• _TEXT EXTRACT_
Re: List corruption on epoll_ctl(EPOLL_CTL_DEL) an AF_UNIX socket

From: Mathias Krause
Date: Wed Sep 30 2015 - 01:54:39 EST


On 29 September 2015 at 21:09, Jason Baron <jbaron@xxxxxxxxxx> wrote:
> However, if we call connect on socket 's', to connect to a new socket 'o2', we
> drop the reference on the original socket 'o'. Thus, we can now close socket
> 'o' without unregistering from epoll. Then, when we either close the ep
> or unregister 'o', we end up with this list corruption. Thus, this is not a
> race per se, but can be triggered sequentially.

Sounds profound, but the reproducers calls connect only once per
socket. So there is no "connect to a new socket", no?
But w/e, see below.

> Linus explains the general case in the context the signalfd stuff here:
> https://lkml.org/lkml/2013/10/14/634

I also found that posting while looking for similar bug reports. Also
found that one: https://lkml.org/lkml/2014/5/15/532

> So this may be the case that we've been chasing here for a while...

That bug triggers since commit 3c73419c09 "af_unix: fix 'poll for
write'/ connected DGRAM sockets". That's v2.6.26-rc7, as noted in the
reproducer.

>
> In any case, we could fix with that same POLLFREE mechansim, the simplest
> would be something like:
>
> diff --git a/net/unix/af_unix.c b/net/unix/af_unix.c
> index 03ee4d3..d499f81 100644
> --- a/net/unix/af_unix.c
> +++ b/net/unix/af_unix.c
> @@ -392,6 +392,9 @@ static void unix_sock_destructor(struct sock *sk)
> pr_debug("UNIX %p is destroyed, %ld are still alive.\n", sk,
> atomic_long_read(&unix_nr_socks));
> #endif
> + /* make sure we remove from epoll */
> + wake_up_poll(&u->peer_wait, POLLFREE);
> + synchronize_sched();
> }
>
> static void unix_release_sock(struct sock *sk, int embrion)

(Annotations of element boxes)
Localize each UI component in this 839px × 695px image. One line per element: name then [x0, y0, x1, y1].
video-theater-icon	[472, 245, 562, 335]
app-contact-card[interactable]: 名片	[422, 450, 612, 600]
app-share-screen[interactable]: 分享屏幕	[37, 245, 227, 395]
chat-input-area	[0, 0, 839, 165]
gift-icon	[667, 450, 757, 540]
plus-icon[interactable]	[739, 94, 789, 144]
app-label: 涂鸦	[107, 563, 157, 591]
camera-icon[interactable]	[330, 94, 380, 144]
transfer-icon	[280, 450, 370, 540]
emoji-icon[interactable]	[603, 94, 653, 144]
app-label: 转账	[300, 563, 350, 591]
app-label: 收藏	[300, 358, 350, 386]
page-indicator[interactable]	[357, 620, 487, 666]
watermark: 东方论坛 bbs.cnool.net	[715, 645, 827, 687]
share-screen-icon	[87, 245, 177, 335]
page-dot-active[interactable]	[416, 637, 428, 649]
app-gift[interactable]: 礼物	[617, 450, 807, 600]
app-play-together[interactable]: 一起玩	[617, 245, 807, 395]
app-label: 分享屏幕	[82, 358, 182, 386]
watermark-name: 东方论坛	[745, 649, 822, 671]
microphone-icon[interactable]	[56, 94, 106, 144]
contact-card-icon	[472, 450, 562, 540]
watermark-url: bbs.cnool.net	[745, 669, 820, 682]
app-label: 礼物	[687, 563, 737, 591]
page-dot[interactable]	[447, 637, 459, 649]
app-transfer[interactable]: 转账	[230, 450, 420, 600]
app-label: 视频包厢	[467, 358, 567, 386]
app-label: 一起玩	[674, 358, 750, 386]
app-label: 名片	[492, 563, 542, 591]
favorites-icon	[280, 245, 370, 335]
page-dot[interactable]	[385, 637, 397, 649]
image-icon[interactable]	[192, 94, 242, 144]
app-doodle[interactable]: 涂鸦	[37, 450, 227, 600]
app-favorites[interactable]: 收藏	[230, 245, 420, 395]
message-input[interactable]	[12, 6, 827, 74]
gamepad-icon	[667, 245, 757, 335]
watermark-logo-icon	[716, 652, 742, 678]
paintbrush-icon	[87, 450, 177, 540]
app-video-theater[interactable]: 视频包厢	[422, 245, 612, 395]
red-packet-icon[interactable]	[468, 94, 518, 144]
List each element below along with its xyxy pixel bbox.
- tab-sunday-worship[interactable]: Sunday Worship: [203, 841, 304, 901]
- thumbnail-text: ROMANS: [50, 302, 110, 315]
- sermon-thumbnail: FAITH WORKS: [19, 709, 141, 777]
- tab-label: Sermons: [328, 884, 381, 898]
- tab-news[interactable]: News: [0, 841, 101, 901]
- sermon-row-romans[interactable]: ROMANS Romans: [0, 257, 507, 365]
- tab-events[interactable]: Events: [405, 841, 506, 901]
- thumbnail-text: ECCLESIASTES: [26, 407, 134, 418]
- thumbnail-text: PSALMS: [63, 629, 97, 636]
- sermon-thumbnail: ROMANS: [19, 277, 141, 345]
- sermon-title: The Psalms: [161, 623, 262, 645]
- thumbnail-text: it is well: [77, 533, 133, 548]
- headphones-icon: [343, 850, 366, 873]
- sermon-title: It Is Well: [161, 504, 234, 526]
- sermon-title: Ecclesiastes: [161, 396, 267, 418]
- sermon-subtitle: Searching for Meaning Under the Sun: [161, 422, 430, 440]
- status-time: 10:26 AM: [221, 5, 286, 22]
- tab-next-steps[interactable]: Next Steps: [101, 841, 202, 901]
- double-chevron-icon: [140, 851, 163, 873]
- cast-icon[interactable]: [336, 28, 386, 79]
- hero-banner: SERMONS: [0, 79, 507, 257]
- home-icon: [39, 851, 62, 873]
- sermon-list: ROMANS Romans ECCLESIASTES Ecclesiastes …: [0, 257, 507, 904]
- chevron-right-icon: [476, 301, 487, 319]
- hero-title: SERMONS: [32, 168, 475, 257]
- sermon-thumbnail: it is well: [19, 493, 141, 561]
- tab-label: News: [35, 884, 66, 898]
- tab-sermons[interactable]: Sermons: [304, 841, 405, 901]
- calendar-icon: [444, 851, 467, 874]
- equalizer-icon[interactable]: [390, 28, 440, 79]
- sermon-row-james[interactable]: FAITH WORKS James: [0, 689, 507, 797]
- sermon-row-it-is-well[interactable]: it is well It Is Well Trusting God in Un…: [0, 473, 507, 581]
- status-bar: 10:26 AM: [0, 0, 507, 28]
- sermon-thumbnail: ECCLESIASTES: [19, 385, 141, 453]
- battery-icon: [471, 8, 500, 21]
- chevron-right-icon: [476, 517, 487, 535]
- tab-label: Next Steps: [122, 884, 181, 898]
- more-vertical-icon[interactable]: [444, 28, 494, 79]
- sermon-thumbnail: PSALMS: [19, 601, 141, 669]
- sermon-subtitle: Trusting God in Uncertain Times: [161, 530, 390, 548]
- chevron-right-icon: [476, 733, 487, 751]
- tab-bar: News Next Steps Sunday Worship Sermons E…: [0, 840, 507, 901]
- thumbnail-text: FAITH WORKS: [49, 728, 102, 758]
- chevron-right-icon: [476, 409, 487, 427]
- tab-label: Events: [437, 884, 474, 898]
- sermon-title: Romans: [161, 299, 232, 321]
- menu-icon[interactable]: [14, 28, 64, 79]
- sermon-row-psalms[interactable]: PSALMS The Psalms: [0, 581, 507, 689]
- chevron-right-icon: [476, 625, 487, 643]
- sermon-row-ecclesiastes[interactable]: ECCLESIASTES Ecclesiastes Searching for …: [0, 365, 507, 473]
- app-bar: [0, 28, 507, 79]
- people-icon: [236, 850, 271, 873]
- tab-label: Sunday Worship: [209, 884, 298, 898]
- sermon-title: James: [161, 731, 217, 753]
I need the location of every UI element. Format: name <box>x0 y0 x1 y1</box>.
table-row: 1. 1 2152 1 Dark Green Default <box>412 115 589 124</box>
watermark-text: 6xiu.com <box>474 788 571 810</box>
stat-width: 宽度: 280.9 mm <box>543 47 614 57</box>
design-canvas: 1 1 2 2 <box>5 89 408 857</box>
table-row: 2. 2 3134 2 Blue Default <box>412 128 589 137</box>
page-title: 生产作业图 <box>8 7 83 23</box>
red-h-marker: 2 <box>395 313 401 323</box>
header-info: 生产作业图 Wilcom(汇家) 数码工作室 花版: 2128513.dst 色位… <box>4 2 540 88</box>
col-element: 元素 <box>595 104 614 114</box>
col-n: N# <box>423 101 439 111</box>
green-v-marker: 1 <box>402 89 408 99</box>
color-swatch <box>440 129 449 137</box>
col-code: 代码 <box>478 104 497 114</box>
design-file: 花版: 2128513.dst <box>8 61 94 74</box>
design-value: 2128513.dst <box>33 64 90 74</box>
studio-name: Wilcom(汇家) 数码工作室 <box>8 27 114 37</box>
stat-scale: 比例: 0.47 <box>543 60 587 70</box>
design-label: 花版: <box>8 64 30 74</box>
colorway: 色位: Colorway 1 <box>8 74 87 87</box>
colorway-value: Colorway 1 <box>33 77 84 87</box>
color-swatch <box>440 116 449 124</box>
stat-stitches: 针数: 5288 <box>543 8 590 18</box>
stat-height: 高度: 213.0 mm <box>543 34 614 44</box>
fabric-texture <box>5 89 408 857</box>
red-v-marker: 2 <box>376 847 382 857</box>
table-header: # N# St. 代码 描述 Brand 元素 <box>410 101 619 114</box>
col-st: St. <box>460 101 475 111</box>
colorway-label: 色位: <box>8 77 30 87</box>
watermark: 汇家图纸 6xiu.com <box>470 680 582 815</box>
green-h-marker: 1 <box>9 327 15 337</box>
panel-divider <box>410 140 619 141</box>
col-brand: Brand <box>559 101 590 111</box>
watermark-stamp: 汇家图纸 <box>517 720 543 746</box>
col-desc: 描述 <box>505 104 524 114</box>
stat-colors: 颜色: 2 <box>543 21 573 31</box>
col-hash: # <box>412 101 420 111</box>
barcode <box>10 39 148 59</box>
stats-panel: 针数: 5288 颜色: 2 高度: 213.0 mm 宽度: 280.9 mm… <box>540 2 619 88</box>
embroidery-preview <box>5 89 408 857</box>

• _SHORT EXERCISE 1_
In the mailing list reply about epoll list corruption, since which commit does the bug trigger?
• _SHORT EXERCISE 2_
Continue the epoll list corruption reply from its last line.
The material plays no part in any of this.

• _EXPECTED ANSWER 1_
Commit 3c73419c09, "af_unix: fix 'poll for write'/ connected DGRAM sockets" (v2.6.26-rc7).

• _EXPECTED ANSWER 2_
>
> I'm not suggesting we apply that, but that fixed the supplied test case.
> We could enhance the above, to avoid the free'ing latency there by doing
> the SLAB_DESTROY_BY_RCU for unix sockets. But I'm not convinced
> that this wouldn't be still broken for select()/poll() as well. I think
> we can be in a select() call for socket 's', and if we remove socket
> 'o' from it in the meantime (by doing a connect() on s to somewhere else
> and a close on 'o'), I think we can still crash there. So POLLFREE would
> have to be extended. I tried to hit this with select() but could not,
> but I think if I tried harder I could.
>
> Instead of going further down that route, perhaps something like below
> might be better. The basic idea would be to do away with the 'other'
> poll call in unix_dgram_poll(), and instead revert back to a registering
> on a single wait queue. We add a new wait queue to unix sockets such
> that we can register it with a remote other on connect(). Then we can
> use the wakeup from the remote to wake up the registered unix socket.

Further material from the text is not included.